**Directives:**
1/ In the rows, take the lines starting at "bulb-holder-illustration <box>615 100" and ending at "page-number: 305 <box>874 599 894 611</box>" and rename "step-item" to "step-entry" throughout them. Return only those lines, otherwise unchanged.
2/ Write what comes next in the piece on middle managers' responsibilities, picking up after its final sentence.

**Page:**
=-=-=-=-=

Middle managers' responsibilities

February 22, 2020

From Henri Fayol’s Principles of Management theory, we can learn the six functions of management (Emerald Works Limited, 2018)

  • Forecasting
  • Planning
  • Organising
  • Commanding
  • Coordinating
  • Controlling

In Umbrella middle managers have these responsibilities within the sub-areas they are responsible for. One level above them, senior managers, carry out the same activities but with a bigger scope that is per area (e.g. Technology, Commercial, Operational, etc). The leadership style and more in general the managerial style used by middle managers is highly influenced by company’s values that strongly impacts how individuals inside the company come together to build a complex network of passionate and talented individuals that together work towards the goal set by the executive team. Having shared values across the whole organisation, among all levels and positions, positively helps managers to be consistent across different departments and teams. If a manager interprets values differently than others it generates an anomaly that could create confusion and misunderstanding. When this happens, the group reporting to this manager is disoriented, less productive and might create conflicts with other teams. An experienced senior manager should recognise this kind of situation, step in and help middle managers to share and apply a cohesive approach that keeps away scepticism and misinterpretation. This is something that can be avoided with a consistent and long-lasting training program for managers.

For middle managers, it is key not only to deeply understand the company’s business strategy but also to have a clear way to communicate and share it with their peers. In other words, they are responsible to translate key objectives into a detailed plan for reporting working groups. As said by Fayol’s 14 in his principles of management (Emerald Works Limited, 2018) for these managers is key to demonstrate unity of command and unity of direction. Misunderstanding and misinterpretation cause delays and costs increase because the work done is not what the business needs. Their position in between senior managers and operational roles requires them to be facilitators and negotiators for the teams they are accountable for. Setting a team’s goal and objective is important because it allows teams to organise their activities. In a reality like Umbrella, where most of the jobs require creativity and innovation, a middle manager has to avoid, as much as possible, to push and tell peers what to do. Over-monitoring and over-management suffocate creativity and growth. If this happens productivity suffers as well. Team members are unhappy at first, but they may end up leaving the organisation, reducing productivity and increasing cost to hire and train new employees. Managers have to delegate and capitalise on their employees’ unique strengths. The aim is to create self-organised teams where individuals can express their best talent and overcome weaknesses.

=-=-=-=-=

**Annotated element listings:**
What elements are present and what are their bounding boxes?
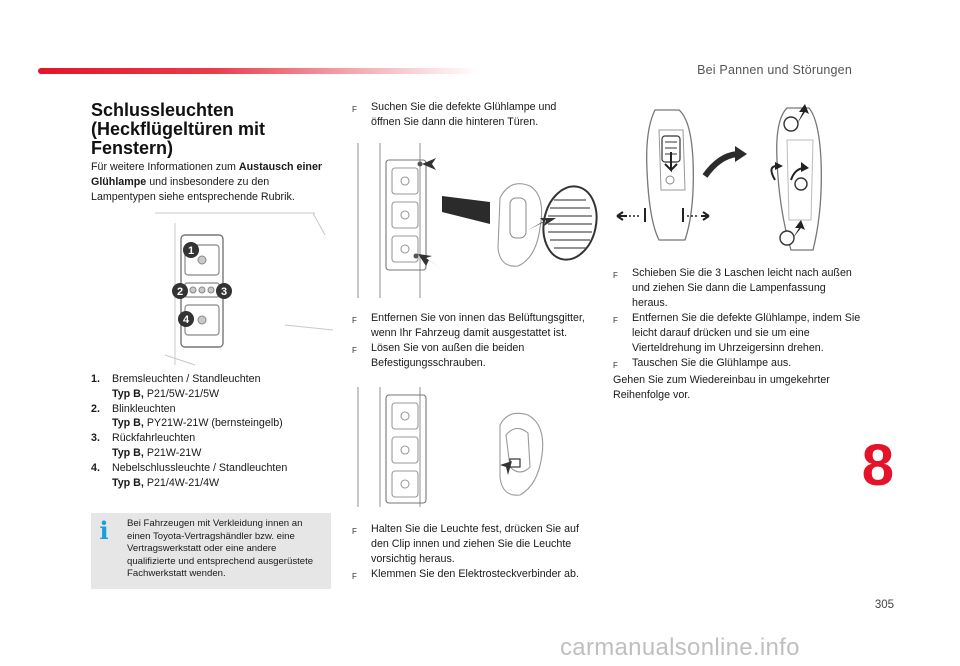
bulb-holder-illustration <box>615 100 845 260</box>
step-item: F Klemmen Sie den Elektrosteckverbinder ab. <box>352 568 579 581</box>
step-item: F Schieben Sie die 3 Laschen leicht nach außen und ziehen Sie dann die Lampenfassung heraus. <box>613 267 852 309</box>
section-header: Bei Pannen und Störungen <box>697 63 852 77</box>
clip-release-illustration <box>350 385 570 510</box>
lamp-item-4: 4. Nebelschlussleuchte / Standleuchten Typ B, P21/4W-21/4W <box>91 461 288 489</box>
steps-remove-grille <box>352 311 600 371</box>
closing-note: Gehen Sie zum Wiedereinbau in umgekehrter Reihenfolge vor. <box>613 374 830 401</box>
watermark: carmanualsonline.info <box>560 634 800 661</box>
callout-3: 3 <box>220 286 228 298</box>
page-number: 305 <box>874 599 894 611</box>
info-text: Bei Fahrzeugen mit Verkleidung innen an einen Toyota-Vertragshändler bzw. eine Vertragswerkstatt oder eine andere qualifizierte und entsprechend ausgerüstete Fachwerkstatt wenden. <box>127 518 314 580</box>
steps-replace-bulb <box>613 266 863 403</box>
callout-2: 2 <box>176 286 184 298</box>
step-item: F Tauschen Sie die Glühlampe aus. <box>613 357 792 370</box>
lamp-overview-illustration <box>155 205 335 370</box>
callout-1: 1 <box>187 245 195 257</box>
steps-remove-lamp <box>352 522 592 584</box>
step-item: F Entfernen Sie die defekte Glühlampe, indem Sie leicht darauf drücken und sie um eine Vierteldrehung im Uhrzeigersinn drehen. <box>613 312 861 354</box>
info-icon: i <box>99 516 109 545</box>
page-title: Schlussleuchten (Heckflügeltüren mit Fenstern) <box>91 100 266 158</box>
lamp-item-3: 3. Rückfahrleuchten Typ B, P21W-21W <box>91 432 202 459</box>
step-item: F Entfernen Sie von innen das Belüftungsgitter, wenn Ihr Fahrzeug damit ausgestattet ist. <box>352 312 585 339</box>
header-accent-bar <box>38 68 478 74</box>
step-item: F Halten Sie die Leuchte fest, drücken Sie auf den Clip innen und ziehen Sie die Leuchte vorsichtig heraus. <box>352 523 579 565</box>
door-screws-illustration <box>350 138 600 303</box>
lamp-item-2: 2. Blinkleuchten Typ B, PY21W-21W (bernsteingelb) <box>91 402 283 430</box>
intro-paragraph: Für weitere Informationen zum Austausch einer Glühlampe und insbesondere zu den Lampentypen siehe entsprechende Rubrik. <box>91 161 323 203</box>
step-item: F Suchen Sie die defekte Glühlampe und öffnen Sie dann die hinteren Türen. <box>352 101 557 128</box>
step-item: F Lösen Sie von außen die beiden Befestigungsschrauben. <box>352 342 525 369</box>
steps-open-doors <box>352 100 582 130</box>
lamp-list <box>91 372 331 490</box>
lamp-item-1: 1. Bremsleuchten / Standleuchten Typ B, P21/5W-21/5W <box>91 373 261 400</box>
chapter-number: 8 <box>861 433 894 498</box>
callout-4: 4 <box>182 314 190 326</box>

=-=-=-=-=

**Task answers:**
1/
bulb-holder-illustration <box>615 100 845 260</box>
step-entry: F Klemmen Sie den Elektrosteckverbinder ab. <box>352 568 579 581</box>
step-entry: F Schieben Sie die 3 Laschen leicht nach außen und ziehen Sie dann die Lampenfassung heraus. <box>613 267 852 309</box>
section-header: Bei Pannen und Störungen <box>697 63 852 77</box>
clip-release-illustration <box>350 385 570 510</box>
lamp-item-4: 4. Nebelschlussleuchte / Standleuchten Typ B, P21/4W-21/4W <box>91 461 288 489</box>
steps-remove-grille <box>352 311 600 371</box>
closing-note: Gehen Sie zum Wiedereinbau in umgekehrter Reihenfolge vor. <box>613 374 830 401</box>
watermark: carmanualsonline.info <box>560 634 800 661</box>
callout-3: 3 <box>220 286 228 298</box>
page-number: 305 <box>874 599 894 611</box>

2/
Self-organised working groups are a world in miniature where a good balance is necessary. Middle managers are responsible for the selection of the right people when a new team has to be set up or an existing one requires new additions. Gaming industry is a competitive market, and it is very unlikely that middle managers, on their own only, can succeed in attracting the right talents and keeping them in the company as much as they can. When human resources (HR) department and middle managers do not work together recruiters do not contact the best candidates, the selection process is a long and partially successful process. The result is that the best talents on the market do not join the organisation, most likely the competition. HR here plays a key role by implementing a long-term company’s HR planning, that through a consistent recruitment process, fulfils the company’s expansion programs needed and addresses the growing manpower need.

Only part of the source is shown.